# [What you should do]
Locate every line that holds the string "header" and copy it.

(Figure content listings)
____
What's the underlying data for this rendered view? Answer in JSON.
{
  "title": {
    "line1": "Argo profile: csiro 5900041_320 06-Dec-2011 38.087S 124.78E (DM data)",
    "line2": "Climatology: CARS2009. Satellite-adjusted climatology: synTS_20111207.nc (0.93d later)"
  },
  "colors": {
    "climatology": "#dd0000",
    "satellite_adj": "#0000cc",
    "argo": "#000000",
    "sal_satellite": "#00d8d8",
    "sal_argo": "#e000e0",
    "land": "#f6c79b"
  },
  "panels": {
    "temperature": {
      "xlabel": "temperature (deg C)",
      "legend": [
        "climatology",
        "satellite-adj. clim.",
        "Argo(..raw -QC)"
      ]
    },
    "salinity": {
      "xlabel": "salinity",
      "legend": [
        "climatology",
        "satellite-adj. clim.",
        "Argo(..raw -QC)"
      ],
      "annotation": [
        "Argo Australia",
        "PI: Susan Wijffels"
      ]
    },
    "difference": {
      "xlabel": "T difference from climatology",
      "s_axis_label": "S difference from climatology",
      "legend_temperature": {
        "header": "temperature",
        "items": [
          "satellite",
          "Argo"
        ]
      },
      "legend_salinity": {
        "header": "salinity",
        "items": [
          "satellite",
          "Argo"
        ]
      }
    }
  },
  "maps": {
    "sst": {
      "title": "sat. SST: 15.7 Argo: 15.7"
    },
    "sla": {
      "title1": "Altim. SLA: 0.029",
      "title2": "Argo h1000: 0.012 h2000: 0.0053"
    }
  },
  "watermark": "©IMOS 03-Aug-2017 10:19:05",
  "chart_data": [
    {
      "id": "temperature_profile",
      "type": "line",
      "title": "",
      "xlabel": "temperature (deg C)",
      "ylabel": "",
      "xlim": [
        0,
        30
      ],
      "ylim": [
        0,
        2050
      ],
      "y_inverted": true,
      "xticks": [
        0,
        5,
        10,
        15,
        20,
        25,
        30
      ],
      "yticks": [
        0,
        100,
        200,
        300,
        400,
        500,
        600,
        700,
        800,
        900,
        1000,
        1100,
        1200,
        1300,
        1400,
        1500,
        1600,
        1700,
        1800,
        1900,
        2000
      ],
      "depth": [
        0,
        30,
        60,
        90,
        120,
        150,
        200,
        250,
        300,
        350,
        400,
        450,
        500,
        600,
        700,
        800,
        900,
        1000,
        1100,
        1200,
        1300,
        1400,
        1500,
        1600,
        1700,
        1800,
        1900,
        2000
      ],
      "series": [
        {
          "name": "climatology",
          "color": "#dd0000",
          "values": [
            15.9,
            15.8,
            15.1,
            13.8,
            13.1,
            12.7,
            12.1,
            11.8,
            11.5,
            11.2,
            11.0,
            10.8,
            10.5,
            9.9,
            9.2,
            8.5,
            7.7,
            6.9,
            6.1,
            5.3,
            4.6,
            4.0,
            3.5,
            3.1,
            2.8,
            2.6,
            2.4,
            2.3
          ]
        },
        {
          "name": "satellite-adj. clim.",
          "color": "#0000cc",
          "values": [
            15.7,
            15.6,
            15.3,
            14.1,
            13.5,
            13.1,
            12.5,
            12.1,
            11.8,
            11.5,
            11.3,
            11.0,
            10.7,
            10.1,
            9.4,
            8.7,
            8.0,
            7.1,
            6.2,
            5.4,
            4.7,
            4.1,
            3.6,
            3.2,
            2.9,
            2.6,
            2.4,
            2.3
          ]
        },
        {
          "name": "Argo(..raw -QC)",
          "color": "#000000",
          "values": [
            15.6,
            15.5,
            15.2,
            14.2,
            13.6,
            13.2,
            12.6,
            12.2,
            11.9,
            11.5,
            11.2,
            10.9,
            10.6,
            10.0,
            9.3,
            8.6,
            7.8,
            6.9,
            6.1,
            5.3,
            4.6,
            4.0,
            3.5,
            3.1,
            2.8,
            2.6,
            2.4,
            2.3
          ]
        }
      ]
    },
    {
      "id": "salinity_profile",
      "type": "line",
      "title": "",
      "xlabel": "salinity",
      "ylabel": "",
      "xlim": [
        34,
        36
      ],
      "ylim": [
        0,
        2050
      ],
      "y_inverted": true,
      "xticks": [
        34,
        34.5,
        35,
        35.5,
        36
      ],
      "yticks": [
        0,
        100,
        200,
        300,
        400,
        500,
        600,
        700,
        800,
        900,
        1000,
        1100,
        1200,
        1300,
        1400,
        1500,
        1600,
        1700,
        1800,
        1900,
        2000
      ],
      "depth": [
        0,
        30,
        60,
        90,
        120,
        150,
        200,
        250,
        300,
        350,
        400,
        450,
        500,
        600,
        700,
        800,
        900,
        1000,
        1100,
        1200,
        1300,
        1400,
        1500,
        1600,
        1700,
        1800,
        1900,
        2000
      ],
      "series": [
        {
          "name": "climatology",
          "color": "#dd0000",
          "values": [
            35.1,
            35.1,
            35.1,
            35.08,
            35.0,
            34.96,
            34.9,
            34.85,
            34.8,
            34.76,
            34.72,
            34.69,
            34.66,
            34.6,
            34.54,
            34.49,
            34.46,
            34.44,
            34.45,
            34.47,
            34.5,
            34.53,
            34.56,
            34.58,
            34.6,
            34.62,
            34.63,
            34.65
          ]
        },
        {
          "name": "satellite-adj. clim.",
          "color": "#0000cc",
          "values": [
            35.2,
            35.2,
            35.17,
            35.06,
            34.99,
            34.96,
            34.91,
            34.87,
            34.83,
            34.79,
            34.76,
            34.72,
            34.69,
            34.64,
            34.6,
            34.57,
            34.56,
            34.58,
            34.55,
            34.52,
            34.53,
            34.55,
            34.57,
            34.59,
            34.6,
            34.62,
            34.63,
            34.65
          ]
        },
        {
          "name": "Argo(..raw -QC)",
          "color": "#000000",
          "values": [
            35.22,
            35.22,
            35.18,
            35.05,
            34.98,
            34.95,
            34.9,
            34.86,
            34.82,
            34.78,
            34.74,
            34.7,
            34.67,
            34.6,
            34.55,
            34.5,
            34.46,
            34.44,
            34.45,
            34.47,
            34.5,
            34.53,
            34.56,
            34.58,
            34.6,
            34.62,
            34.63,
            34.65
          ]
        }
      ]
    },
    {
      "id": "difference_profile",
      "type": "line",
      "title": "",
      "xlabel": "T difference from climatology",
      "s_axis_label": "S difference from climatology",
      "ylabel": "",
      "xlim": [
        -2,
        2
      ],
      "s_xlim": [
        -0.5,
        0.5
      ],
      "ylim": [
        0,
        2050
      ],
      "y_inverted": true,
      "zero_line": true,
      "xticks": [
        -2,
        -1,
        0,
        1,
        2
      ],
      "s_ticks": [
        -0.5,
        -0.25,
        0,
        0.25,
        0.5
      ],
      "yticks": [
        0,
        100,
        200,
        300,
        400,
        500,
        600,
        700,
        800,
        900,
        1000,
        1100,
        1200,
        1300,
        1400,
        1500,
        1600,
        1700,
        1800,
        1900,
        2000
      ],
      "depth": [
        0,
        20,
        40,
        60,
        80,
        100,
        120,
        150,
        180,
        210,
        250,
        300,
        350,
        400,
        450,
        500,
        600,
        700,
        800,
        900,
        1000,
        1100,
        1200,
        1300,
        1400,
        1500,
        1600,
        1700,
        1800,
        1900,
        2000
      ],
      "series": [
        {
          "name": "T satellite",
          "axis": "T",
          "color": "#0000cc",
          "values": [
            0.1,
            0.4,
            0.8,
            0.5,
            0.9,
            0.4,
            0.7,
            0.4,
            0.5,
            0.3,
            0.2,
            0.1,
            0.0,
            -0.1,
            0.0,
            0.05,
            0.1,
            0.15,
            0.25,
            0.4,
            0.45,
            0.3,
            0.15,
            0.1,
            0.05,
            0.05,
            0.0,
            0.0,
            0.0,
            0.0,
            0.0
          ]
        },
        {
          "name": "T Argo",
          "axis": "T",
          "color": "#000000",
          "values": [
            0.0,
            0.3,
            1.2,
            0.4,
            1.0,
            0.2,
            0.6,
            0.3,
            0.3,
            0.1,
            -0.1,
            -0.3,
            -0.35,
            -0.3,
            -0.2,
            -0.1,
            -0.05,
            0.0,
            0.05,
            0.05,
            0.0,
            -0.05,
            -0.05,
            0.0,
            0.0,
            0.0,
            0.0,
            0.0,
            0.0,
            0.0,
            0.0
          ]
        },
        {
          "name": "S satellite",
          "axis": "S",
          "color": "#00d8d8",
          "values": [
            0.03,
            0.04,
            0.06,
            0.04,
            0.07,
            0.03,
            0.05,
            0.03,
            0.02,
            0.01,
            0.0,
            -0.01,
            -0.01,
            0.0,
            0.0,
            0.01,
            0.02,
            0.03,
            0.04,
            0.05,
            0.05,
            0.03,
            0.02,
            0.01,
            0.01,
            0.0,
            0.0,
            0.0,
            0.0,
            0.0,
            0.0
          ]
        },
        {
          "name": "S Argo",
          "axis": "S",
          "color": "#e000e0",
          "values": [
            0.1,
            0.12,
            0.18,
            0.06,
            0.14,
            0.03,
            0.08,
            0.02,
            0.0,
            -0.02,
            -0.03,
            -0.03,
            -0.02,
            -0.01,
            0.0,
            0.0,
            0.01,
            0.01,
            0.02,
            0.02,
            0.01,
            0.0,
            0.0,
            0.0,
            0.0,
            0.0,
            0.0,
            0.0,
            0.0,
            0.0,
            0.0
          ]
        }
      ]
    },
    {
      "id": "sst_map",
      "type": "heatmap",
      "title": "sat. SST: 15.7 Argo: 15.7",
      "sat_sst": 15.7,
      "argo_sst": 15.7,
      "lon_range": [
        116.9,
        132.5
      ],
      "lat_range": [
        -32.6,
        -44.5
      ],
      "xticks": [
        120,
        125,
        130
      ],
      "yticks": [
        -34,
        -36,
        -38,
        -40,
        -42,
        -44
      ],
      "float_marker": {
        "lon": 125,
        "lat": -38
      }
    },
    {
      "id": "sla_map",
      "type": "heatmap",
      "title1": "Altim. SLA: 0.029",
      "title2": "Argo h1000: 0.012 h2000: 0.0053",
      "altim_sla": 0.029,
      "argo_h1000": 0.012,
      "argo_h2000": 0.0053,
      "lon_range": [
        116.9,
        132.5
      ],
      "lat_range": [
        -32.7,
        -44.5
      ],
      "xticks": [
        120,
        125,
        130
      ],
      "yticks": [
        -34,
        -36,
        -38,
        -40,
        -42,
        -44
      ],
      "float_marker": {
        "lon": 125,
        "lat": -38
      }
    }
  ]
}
____
# [Solution for this exercise]
        "header": "temperature",
        "header": "salinity",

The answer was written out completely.